**Exercise task**
Locate "Output a JSON object containing" in the records below, then copy its line and every following line exactly, without the pictures.
○ ○ ○ ○ ○
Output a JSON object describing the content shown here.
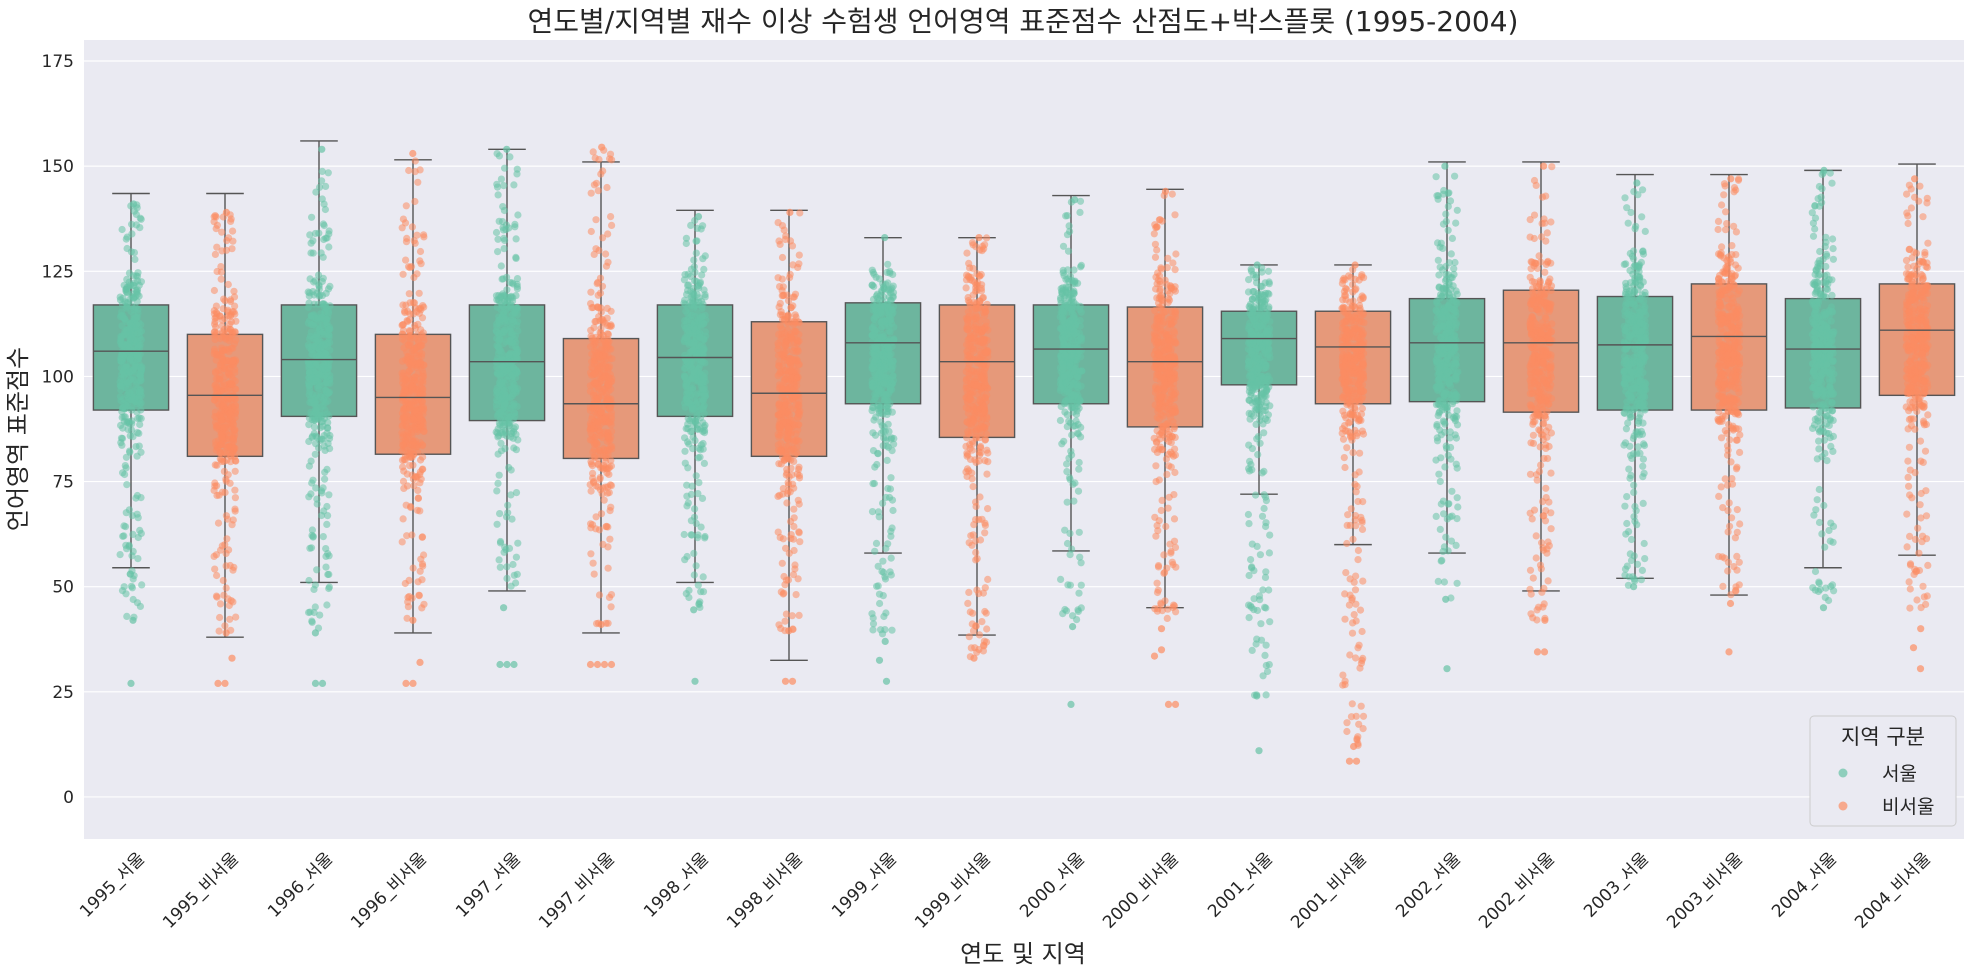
{
  "chart_data": {
    "type": "box+strip",
    "title": "연도별/지역별 재수 이상 수험생 언어영역 표준점수 산점도+박스플롯 (1995-2004)",
    "xlabel": "연도 및 지역",
    "ylabel": "언어영역 표준점수",
    "ylim": [
      -10,
      180
    ],
    "yticks": [
      0,
      25,
      50,
      75,
      100,
      125,
      150,
      175
    ],
    "grid": true,
    "legend": {
      "title": "지역 구분",
      "placement": "bottom-right",
      "entries": [
        {
          "name": "서울",
          "color": "#66c2a5"
        },
        {
          "name": "비서울",
          "color": "#fc8d62"
        }
      ]
    },
    "box_colors": {
      "서울": "#6db59e",
      "비서울": "#e6997a"
    },
    "categories": [
      {
        "label": "1995_서울",
        "region": "서울",
        "whisker_low": 54.5,
        "q1": 92,
        "median": 106,
        "q3": 117,
        "whisker_high": 143.5,
        "points_min": 42,
        "points_max": 141,
        "outliers": [
          27
        ]
      },
      {
        "label": "1995_비서울",
        "region": "비서울",
        "whisker_low": 38,
        "q1": 81,
        "median": 95.5,
        "q3": 110,
        "whisker_high": 143.5,
        "points_min": 39,
        "points_max": 139,
        "outliers": [
          27,
          27,
          33
        ]
      },
      {
        "label": "1996_서울",
        "region": "서울",
        "whisker_low": 51,
        "q1": 90.5,
        "median": 104,
        "q3": 117,
        "whisker_high": 156,
        "points_min": 39,
        "points_max": 154,
        "outliers": [
          27,
          27
        ]
      },
      {
        "label": "1996_비서울",
        "region": "비서울",
        "whisker_low": 39,
        "q1": 81.5,
        "median": 95,
        "q3": 110,
        "whisker_high": 151.5,
        "points_min": 42,
        "points_max": 153,
        "outliers": [
          27,
          27,
          32
        ]
      },
      {
        "label": "1997_서울",
        "region": "서울",
        "whisker_low": 49,
        "q1": 89.5,
        "median": 103.5,
        "q3": 117,
        "whisker_high": 154,
        "points_min": 45,
        "points_max": 154,
        "outliers": [
          31.5,
          31.5,
          31.5
        ]
      },
      {
        "label": "1997_비서울",
        "region": "비서울",
        "whisker_low": 39,
        "q1": 80.5,
        "median": 93.5,
        "q3": 109,
        "whisker_high": 151,
        "points_min": 41,
        "points_max": 154.5,
        "outliers": [
          31.5,
          31.5,
          31.5,
          31.5
        ]
      },
      {
        "label": "1998_서울",
        "region": "서울",
        "whisker_low": 51,
        "q1": 90.5,
        "median": 104.5,
        "q3": 117,
        "whisker_high": 139.5,
        "points_min": 44.5,
        "points_max": 138,
        "outliers": [
          27.5
        ]
      },
      {
        "label": "1998_비서울",
        "region": "비서울",
        "whisker_low": 32.5,
        "q1": 81,
        "median": 96,
        "q3": 113,
        "whisker_high": 139.5,
        "points_min": 39.5,
        "points_max": 139,
        "outliers": [
          27.5,
          27.5
        ]
      },
      {
        "label": "1999_서울",
        "region": "서울",
        "whisker_low": 58,
        "q1": 93.5,
        "median": 108,
        "q3": 117.5,
        "whisker_high": 133,
        "points_min": 37,
        "points_max": 133,
        "outliers": [
          32.5,
          27.5
        ]
      },
      {
        "label": "1999_비서울",
        "region": "비서울",
        "whisker_low": 38.5,
        "q1": 85.5,
        "median": 103.5,
        "q3": 117,
        "whisker_high": 133,
        "points_min": 33,
        "points_max": 133,
        "outliers": []
      },
      {
        "label": "2000_서울",
        "region": "서울",
        "whisker_low": 58.5,
        "q1": 93.5,
        "median": 106.5,
        "q3": 117,
        "whisker_high": 143,
        "points_min": 40.5,
        "points_max": 142,
        "outliers": [
          22
        ]
      },
      {
        "label": "2000_비서울",
        "region": "비서울",
        "whisker_low": 45,
        "q1": 88,
        "median": 103.5,
        "q3": 116.5,
        "whisker_high": 144.5,
        "points_min": 40,
        "points_max": 144,
        "outliers": [
          33.5,
          35,
          22,
          22
        ]
      },
      {
        "label": "2001_서울",
        "region": "서울",
        "whisker_low": 72,
        "q1": 98,
        "median": 109,
        "q3": 115.5,
        "whisker_high": 126.5,
        "points_min": 24,
        "points_max": 126.5,
        "outliers": [
          11
        ]
      },
      {
        "label": "2001_비서울",
        "region": "비서울",
        "whisker_low": 60,
        "q1": 93.5,
        "median": 107,
        "q3": 115.5,
        "whisker_high": 126.5,
        "points_min": 12,
        "points_max": 126.5,
        "outliers": [
          8.5,
          8.5
        ]
      },
      {
        "label": "2002_서울",
        "region": "서울",
        "whisker_low": 58,
        "q1": 94,
        "median": 108,
        "q3": 118.5,
        "whisker_high": 151,
        "points_min": 47,
        "points_max": 150,
        "outliers": [
          30.5
        ]
      },
      {
        "label": "2002_비서울",
        "region": "비서울",
        "whisker_low": 49,
        "q1": 91.5,
        "median": 108,
        "q3": 120.5,
        "whisker_high": 151,
        "points_min": 42,
        "points_max": 150,
        "outliers": [
          34.5,
          34.5
        ]
      },
      {
        "label": "2003_서울",
        "region": "서울",
        "whisker_low": 52,
        "q1": 92,
        "median": 107.5,
        "q3": 119,
        "whisker_high": 148,
        "points_min": 50,
        "points_max": 146,
        "outliers": []
      },
      {
        "label": "2003_비서울",
        "region": "비서울",
        "whisker_low": 48,
        "q1": 92,
        "median": 109.5,
        "q3": 122,
        "whisker_high": 148,
        "points_min": 46,
        "points_max": 147,
        "outliers": [
          34.5
        ]
      },
      {
        "label": "2004_서울",
        "region": "서울",
        "whisker_low": 54.5,
        "q1": 92.5,
        "median": 106.5,
        "q3": 118.5,
        "whisker_high": 149,
        "points_min": 45,
        "points_max": 149,
        "outliers": []
      },
      {
        "label": "2004_비서울",
        "region": "비서울",
        "whisker_low": 57.5,
        "q1": 95.5,
        "median": 111,
        "q3": 122,
        "whisker_high": 150.5,
        "points_min": 40,
        "points_max": 147,
        "outliers": [
          35.5,
          30.5
        ]
      }
    ]
  }
}
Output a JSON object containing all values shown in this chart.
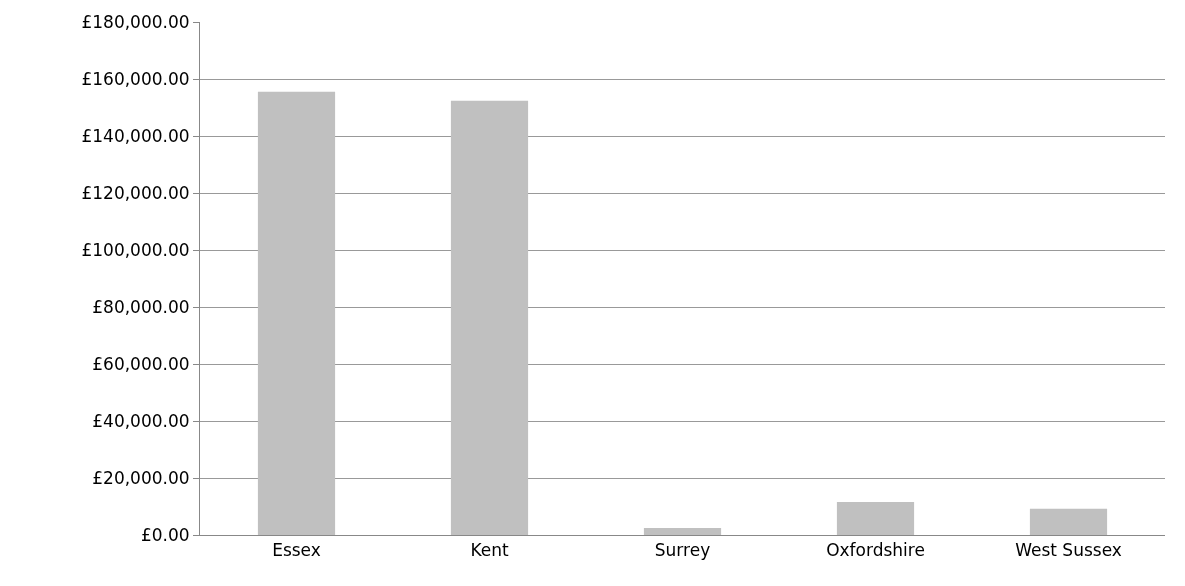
{
  "chart_data": {
    "type": "bar",
    "categories": [
      "Essex",
      "Kent",
      "Surrey",
      "Oxfordshire",
      "West Sussex"
    ],
    "values": [
      155500,
      152400,
      2500,
      11600,
      9200
    ],
    "color": "#c0c0c0",
    "ylim": [
      0,
      180000
    ],
    "yticks": [
      {
        "value": 0,
        "label": "£0.00"
      },
      {
        "value": 20000,
        "label": "£20,000.00"
      },
      {
        "value": 40000,
        "label": "£40,000.00"
      },
      {
        "value": 60000,
        "label": "£60,000.00"
      },
      {
        "value": 80000,
        "label": "£80,000.00"
      },
      {
        "value": 100000,
        "label": "£100,000.00"
      },
      {
        "value": 120000,
        "label": "£120,000.00"
      },
      {
        "value": 140000,
        "label": "£140,000.00"
      },
      {
        "value": 160000,
        "label": "£160,000.00"
      },
      {
        "value": 180000,
        "label": "£180,000.00"
      }
    ],
    "grid": "y"
  }
}
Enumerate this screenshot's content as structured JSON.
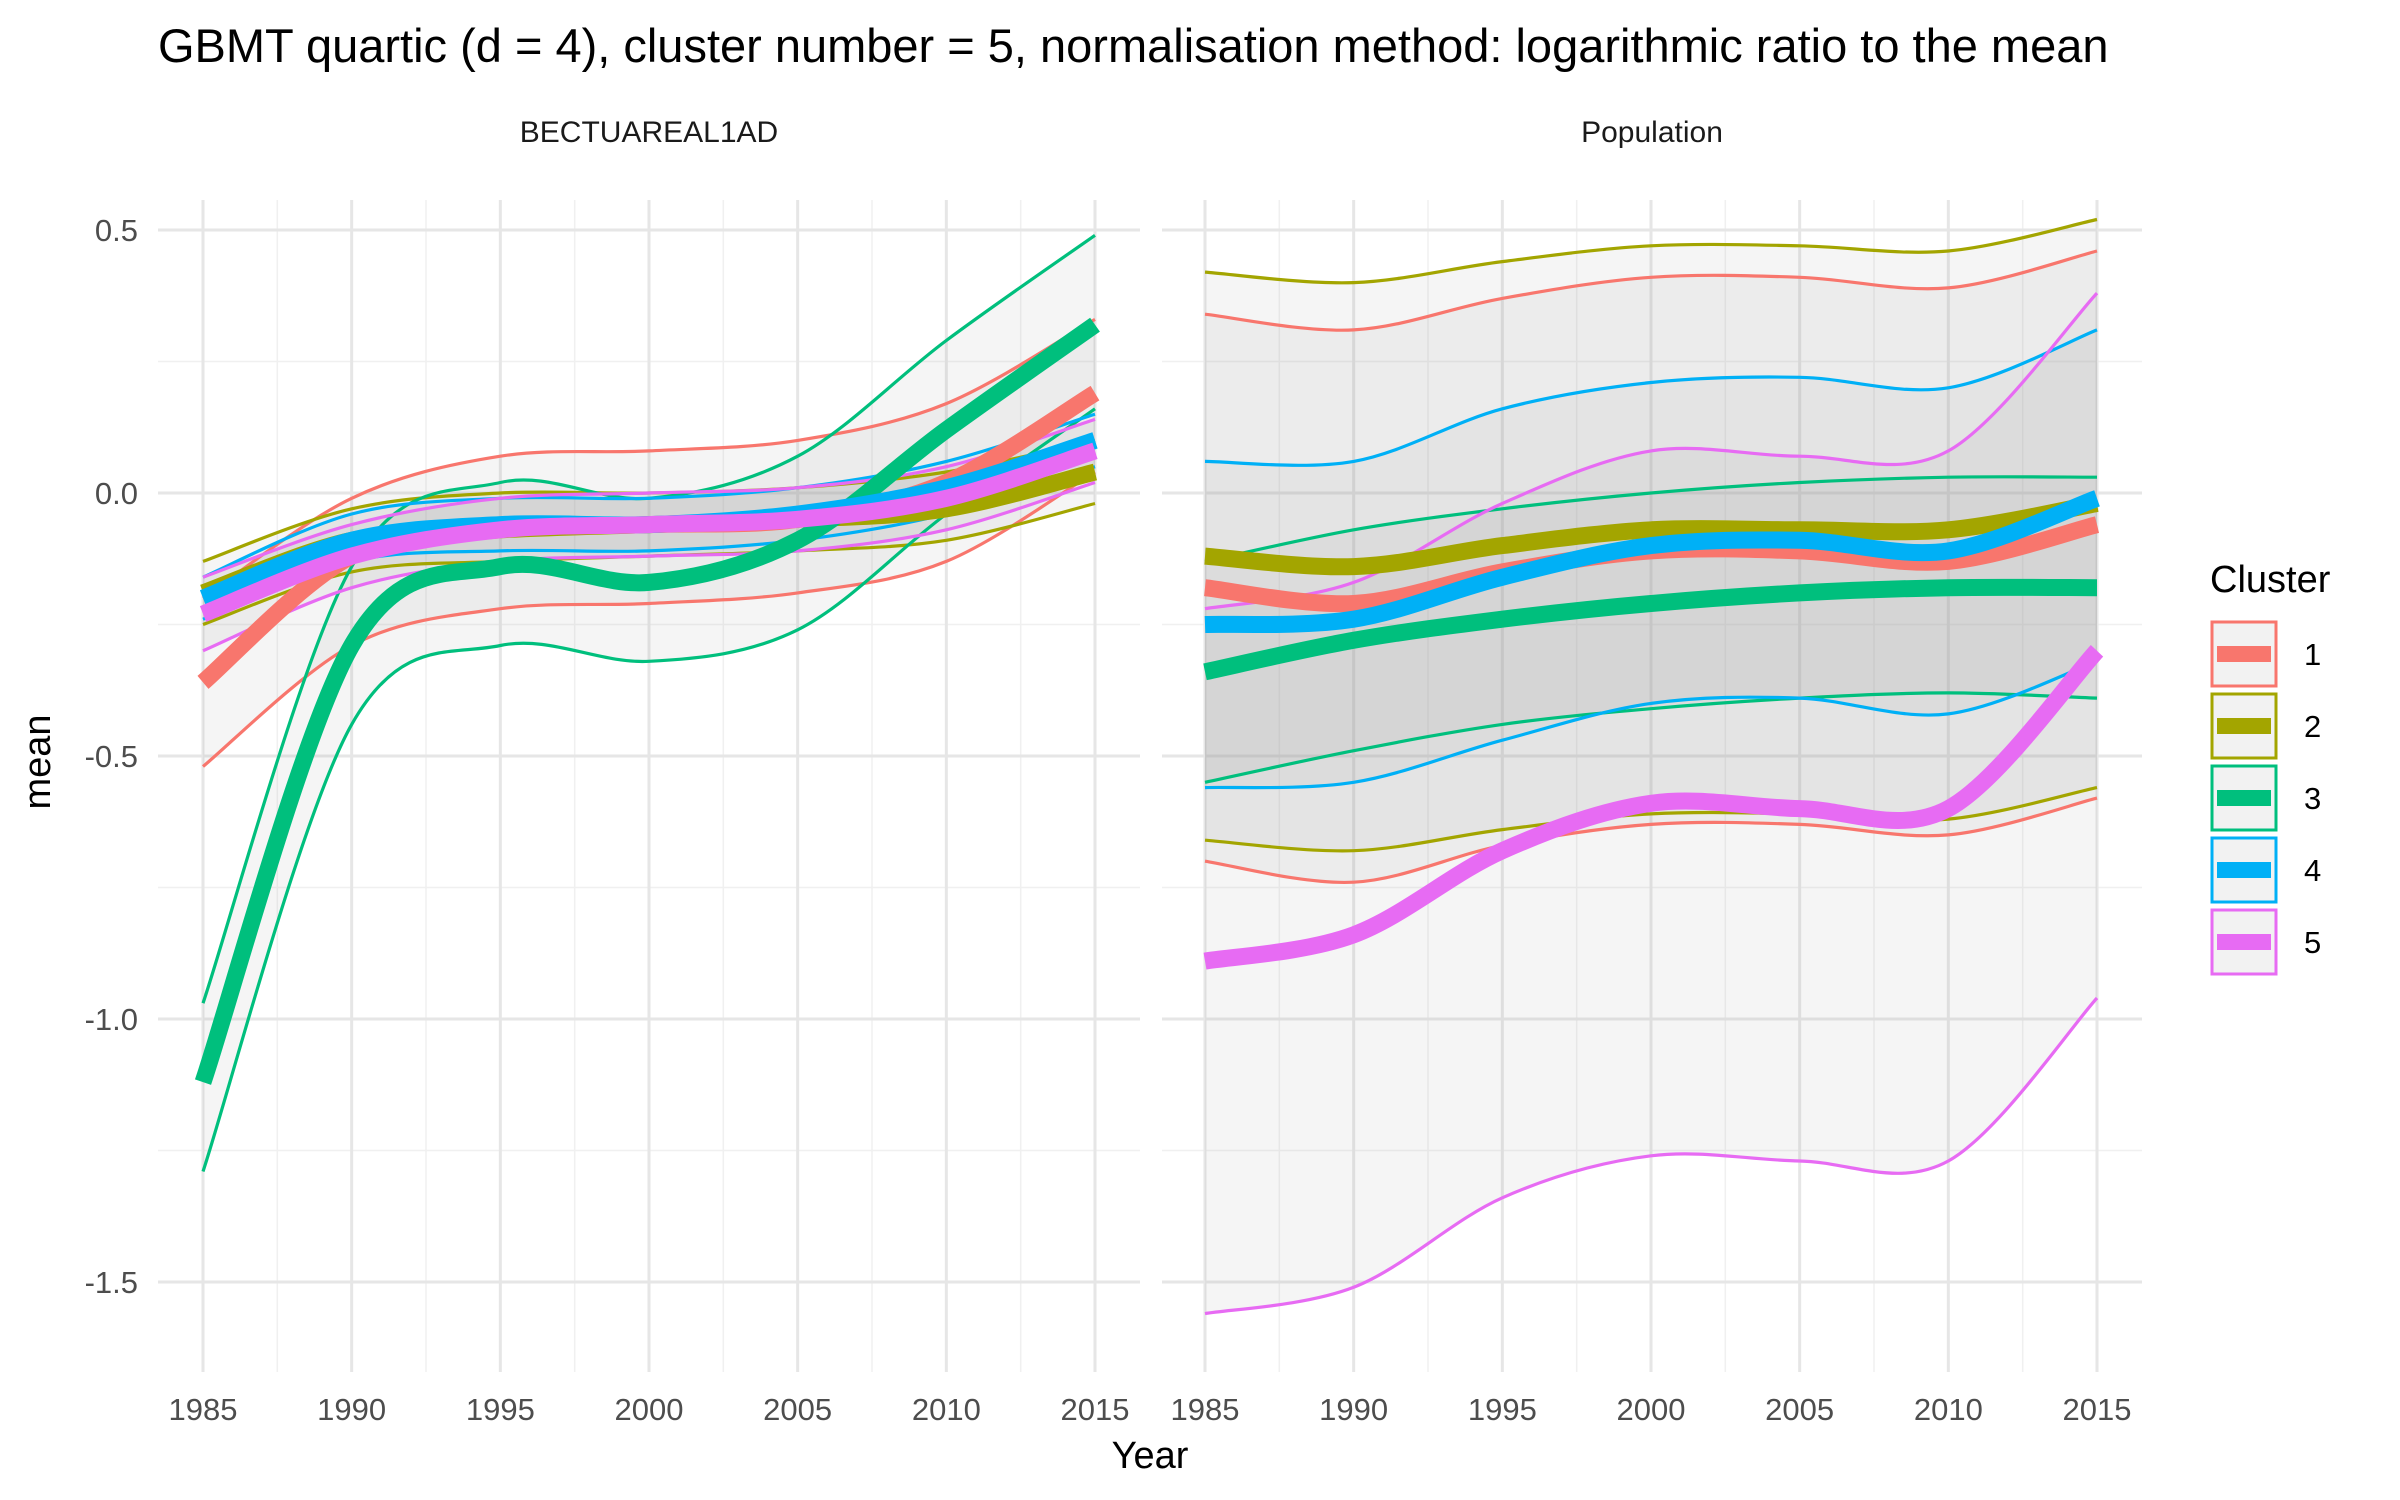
○ ○ ○ ○ ○
**Finished task**
Output a JSON object containing all values shown in this chart.
{
  "chart_data": {
    "type": "bar",
    "categories": [
      "Essex",
      "Kent",
      "Surrey",
      "Oxfordshire",
      "West Sussex"
    ],
    "values": [
      155500,
      152400,
      2500,
      11600,
      9200
    ],
    "color": "#c0c0c0",
    "ylim": [
      0,
      180000
    ],
    "yticks": [
      {
        "value": 0,
        "label": "£0.00"
      },
      {
        "value": 20000,
        "label": "£20,000.00"
      },
      {
        "value": 40000,
        "label": "£40,000.00"
      },
      {
        "value": 60000,
        "label": "£60,000.00"
      },
      {
        "value": 80000,
        "label": "£80,000.00"
      },
      {
        "value": 100000,
        "label": "£100,000.00"
      },
      {
        "value": 120000,
        "label": "£120,000.00"
      },
      {
        "value": 140000,
        "label": "£140,000.00"
      },
      {
        "value": 160000,
        "label": "£160,000.00"
      },
      {
        "value": 180000,
        "label": "£180,000.00"
      }
    ],
    "grid": "y"
  }
}
Enumerate this screenshot's content as structured JSON.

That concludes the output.